** begin RECORDS FOR THE TASK **

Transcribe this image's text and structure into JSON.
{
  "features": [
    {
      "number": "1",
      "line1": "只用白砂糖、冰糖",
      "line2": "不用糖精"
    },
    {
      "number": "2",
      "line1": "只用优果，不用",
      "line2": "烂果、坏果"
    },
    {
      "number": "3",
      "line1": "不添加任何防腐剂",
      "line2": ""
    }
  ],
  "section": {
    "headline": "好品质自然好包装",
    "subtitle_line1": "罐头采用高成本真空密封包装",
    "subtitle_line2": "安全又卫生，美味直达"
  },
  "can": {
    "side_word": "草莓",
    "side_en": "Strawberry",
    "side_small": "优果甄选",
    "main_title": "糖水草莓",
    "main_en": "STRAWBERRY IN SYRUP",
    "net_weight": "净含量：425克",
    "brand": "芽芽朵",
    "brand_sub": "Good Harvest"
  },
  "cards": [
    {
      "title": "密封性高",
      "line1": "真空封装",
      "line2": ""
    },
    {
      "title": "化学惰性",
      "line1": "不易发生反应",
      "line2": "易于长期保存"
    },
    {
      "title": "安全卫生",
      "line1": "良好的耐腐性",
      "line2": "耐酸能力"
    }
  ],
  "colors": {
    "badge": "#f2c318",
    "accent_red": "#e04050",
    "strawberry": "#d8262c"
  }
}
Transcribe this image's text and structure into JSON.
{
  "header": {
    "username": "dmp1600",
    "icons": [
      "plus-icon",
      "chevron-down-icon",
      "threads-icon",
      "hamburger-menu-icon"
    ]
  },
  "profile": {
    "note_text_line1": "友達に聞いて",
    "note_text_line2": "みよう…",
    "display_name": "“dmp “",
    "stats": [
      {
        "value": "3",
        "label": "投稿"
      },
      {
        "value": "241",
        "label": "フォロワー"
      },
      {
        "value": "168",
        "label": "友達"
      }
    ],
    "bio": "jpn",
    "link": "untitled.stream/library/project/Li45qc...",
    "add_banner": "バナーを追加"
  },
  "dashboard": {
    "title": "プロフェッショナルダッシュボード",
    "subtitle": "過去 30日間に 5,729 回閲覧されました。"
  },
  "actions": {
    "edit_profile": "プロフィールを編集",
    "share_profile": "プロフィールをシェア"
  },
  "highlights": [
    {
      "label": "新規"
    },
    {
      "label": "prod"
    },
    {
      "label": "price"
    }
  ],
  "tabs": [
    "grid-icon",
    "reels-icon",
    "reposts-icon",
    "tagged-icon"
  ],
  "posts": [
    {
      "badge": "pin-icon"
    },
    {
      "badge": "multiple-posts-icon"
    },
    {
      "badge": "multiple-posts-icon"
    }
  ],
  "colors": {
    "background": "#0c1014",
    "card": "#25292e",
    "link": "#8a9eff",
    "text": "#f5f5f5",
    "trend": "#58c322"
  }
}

** end RECORDS FOR THE TASK **

* SHORT PROBLEM *
Each line above is to be repeated exactly.

* FINAL RESULT *
Transcribe this image's text and structure into JSON.
{
  "features": [
    {
      "number": "1",
      "line1": "只用白砂糖、冰糖",
      "line2": "不用糖精"
    },
    {
      "number": "2",
      "line1": "只用优果，不用",
      "line2": "烂果、坏果"
    },
    {
      "number": "3",
      "line1": "不添加任何防腐剂",
      "line2": ""
    }
  ],
  "section": {
    "headline": "好品质自然好包装",
    "subtitle_line1": "罐头采用高成本真空密封包装",
    "subtitle_line2": "安全又卫生，美味直达"
  },
  "can": {
    "side_word": "草莓",
    "side_en": "Strawberry",
    "side_small": "优果甄选",
    "main_title": "糖水草莓",
    "main_en": "STRAWBERRY IN SYRUP",
    "net_weight": "净含量：425克",
    "brand": "芽芽朵",
    "brand_sub": "Good Harvest"
  },
  "cards": [
    {
      "title": "密封性高",
      "line1": "真空封装",
      "line2": ""
    },
    {
      "title": "化学惰性",
      "line1": "不易发生反应",
      "line2": "易于长期保存"
    },
    {
      "title": "安全卫生",
      "line1": "良好的耐腐性",
      "line2": "耐酸能力"
    }
  ],
  "colors": {
    "badge": "#f2c318",
    "accent_red": "#e04050",
    "strawberry": "#d8262c"
  }
}
Transcribe this image's text and structure into JSON.
{
  "header": {
    "username": "dmp1600",
    "icons": [
      "plus-icon",
      "chevron-down-icon",
      "threads-icon",
      "hamburger-menu-icon"
    ]
  },
  "profile": {
    "note_text_line1": "友達に聞いて",
    "note_text_line2": "みよう…",
    "display_name": "“dmp “",
    "stats": [
      {
        "value": "3",
        "label": "投稿"
      },
      {
        "value": "241",
        "label": "フォロワー"
      },
      {
        "value": "168",
        "label": "友達"
      }
    ],
    "bio": "jpn",
    "link": "untitled.stream/library/project/Li45qc...",
    "add_banner": "バナーを追加"
  },
  "dashboard": {
    "title": "プロフェッショナルダッシュボード",
    "subtitle": "過去 30日間に 5,729 回閲覧されました。"
  },
  "actions": {
    "edit_profile": "プロフィールを編集",
    "share_profile": "プロフィールをシェア"
  },
  "highlights": [
    {
      "label": "新規"
    },
    {
      "label": "prod"
    },
    {
      "label": "price"
    }
  ],
  "tabs": [
    "grid-icon",
    "reels-icon",
    "reposts-icon",
    "tagged-icon"
  ],
  "posts": [
    {
      "badge": "pin-icon"
    },
    {
      "badge": "multiple-posts-icon"
    },
    {
      "badge": "multiple-posts-icon"
    }
  ],
  "colors": {
    "background": "#0c1014",
    "card": "#25292e",
    "link": "#8a9eff",
    "text": "#f5f5f5",
    "trend": "#58c322"
  }
}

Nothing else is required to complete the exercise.